#### Sayfa alıntısı
#####
Özbekistan’a trenlerle gelen halk, aç ve susuzdur. Gönderilecekleri yerler bile tam olarak belli değildir. Trende fenalaşan yaşlılar ve çocuklardan vefat edenlerin defnedilmesi için bile müsade edilmemiştir. Ölenler yol kenarına bırakılmış ve tren yola devam etmiştir. Özbekistan’da Kırım Tatar Türkleri, uzunca bir zaman ahırlarda – toprak çadırların içinde yaşama tutunmaya çalışmışlardır. Özbek Türkleri, Sovyetler Rusyası’nın komünist baskıları yüzünden önce Kırım Tatar Türkleri’ne karşı cephe olarak tepki göstermişler; fakat zaman içinde onların de kendileri gibi müslüman Türk olduklarını anlayınca onlara yardımcı olmaya çalışmışlardır.

Trenler Özbekistan’a varana kadar 7.889 Kırım Tatar Türkü hayatını kaybetmiştir. Sürgünden yıllar sonra bizzat Kırım Türkleri tarafından yapılan nüfus sayımı sonucunda ortaya çıkan tablo, yol boyunca ve yerleşim yerlerine vardıktan sonra geçen birkaç yıl içinde açlık ve hastalıktan ölen Kırım Türklerinin mevcudunu gözler önüne sermektedir. Buna göre, sürgüne gönderilenler arasında bulunan 112.700 çocuktan 60.034’ü, 93.200 kadından 40.085’i, 32.600 erkekten 12.061’i hayatını kaybetmiştir. Bu sürülen bütün halkın %46.2’sı, diğer bir ifade ile halkın neredeyse yarısı demektir.
#####
#### Veri satırları
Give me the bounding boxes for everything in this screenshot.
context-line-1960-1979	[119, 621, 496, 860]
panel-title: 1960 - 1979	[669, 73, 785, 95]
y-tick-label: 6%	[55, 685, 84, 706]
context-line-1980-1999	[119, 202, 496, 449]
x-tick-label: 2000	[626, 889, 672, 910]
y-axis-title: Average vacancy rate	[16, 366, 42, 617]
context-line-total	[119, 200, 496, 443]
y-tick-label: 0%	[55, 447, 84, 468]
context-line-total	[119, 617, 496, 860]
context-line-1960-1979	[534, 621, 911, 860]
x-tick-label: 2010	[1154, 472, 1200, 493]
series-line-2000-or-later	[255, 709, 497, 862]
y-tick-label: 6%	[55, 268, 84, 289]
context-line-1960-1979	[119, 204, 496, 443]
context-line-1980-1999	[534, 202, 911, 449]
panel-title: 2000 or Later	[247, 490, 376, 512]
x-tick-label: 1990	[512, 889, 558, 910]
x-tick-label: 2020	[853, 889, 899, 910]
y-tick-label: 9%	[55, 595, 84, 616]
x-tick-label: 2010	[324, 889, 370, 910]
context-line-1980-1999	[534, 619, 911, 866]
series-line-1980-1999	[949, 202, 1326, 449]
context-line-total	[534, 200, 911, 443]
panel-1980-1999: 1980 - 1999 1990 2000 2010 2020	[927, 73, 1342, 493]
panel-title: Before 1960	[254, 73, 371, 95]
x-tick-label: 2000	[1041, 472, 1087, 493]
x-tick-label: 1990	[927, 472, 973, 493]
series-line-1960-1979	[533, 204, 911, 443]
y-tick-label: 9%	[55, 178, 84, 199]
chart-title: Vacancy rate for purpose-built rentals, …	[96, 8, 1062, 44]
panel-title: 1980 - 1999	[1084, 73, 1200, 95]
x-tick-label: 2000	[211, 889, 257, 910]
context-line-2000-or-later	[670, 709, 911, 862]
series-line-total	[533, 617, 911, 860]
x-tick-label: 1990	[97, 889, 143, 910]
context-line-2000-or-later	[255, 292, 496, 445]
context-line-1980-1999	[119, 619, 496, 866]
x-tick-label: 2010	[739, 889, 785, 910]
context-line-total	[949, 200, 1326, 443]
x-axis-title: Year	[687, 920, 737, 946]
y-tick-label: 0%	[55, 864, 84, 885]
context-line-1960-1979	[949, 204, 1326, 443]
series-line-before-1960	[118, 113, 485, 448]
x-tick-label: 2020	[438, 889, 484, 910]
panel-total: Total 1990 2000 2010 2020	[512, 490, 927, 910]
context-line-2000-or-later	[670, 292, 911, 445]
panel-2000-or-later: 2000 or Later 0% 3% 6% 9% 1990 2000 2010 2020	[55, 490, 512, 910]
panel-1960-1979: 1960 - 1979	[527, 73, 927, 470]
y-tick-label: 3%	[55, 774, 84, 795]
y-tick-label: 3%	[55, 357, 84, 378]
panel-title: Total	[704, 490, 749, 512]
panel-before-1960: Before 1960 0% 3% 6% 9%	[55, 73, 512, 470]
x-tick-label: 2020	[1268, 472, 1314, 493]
#####
#### Alıştırma amacı
Kırım Tatar Türklerinin sürgününü anlatan metinde "Trenler Özbekistan’a varana" ile "neredeyse yarısı demektir." arasındaki bölümü, bu iki ifade de dahil, "Trenler" yerine "Vagonlar" koyarak yeniden yazın.

#### Tamamlanan görev
Vagonlar Özbekistan’a varana kadar 7.889 Kırım Tatar Türkü hayatını kaybetmiştir. Sürgünden yıllar sonra bizzat Kırım Türkleri tarafından yapılan nüfus sayımı sonucunda ortaya çıkan tablo, yol boyunca ve yerleşim yerlerine vardıktan sonra geçen birkaç yıl içinde açlık ve hastalıktan ölen Kırım Türklerinin mevcudunu gözler önüne sermektedir. Buna göre, sürgüne gönderilenler arasında bulunan 112.700 çocuktan 60.034’ü, 93.200 kadından 40.085’i, 32.600 erkekten 12.061’i hayatını kaybetmiştir. Bu sürülen bütün halkın %46.2’sı, diğer bir ifade ile halkın neredeyse yarısı demektir.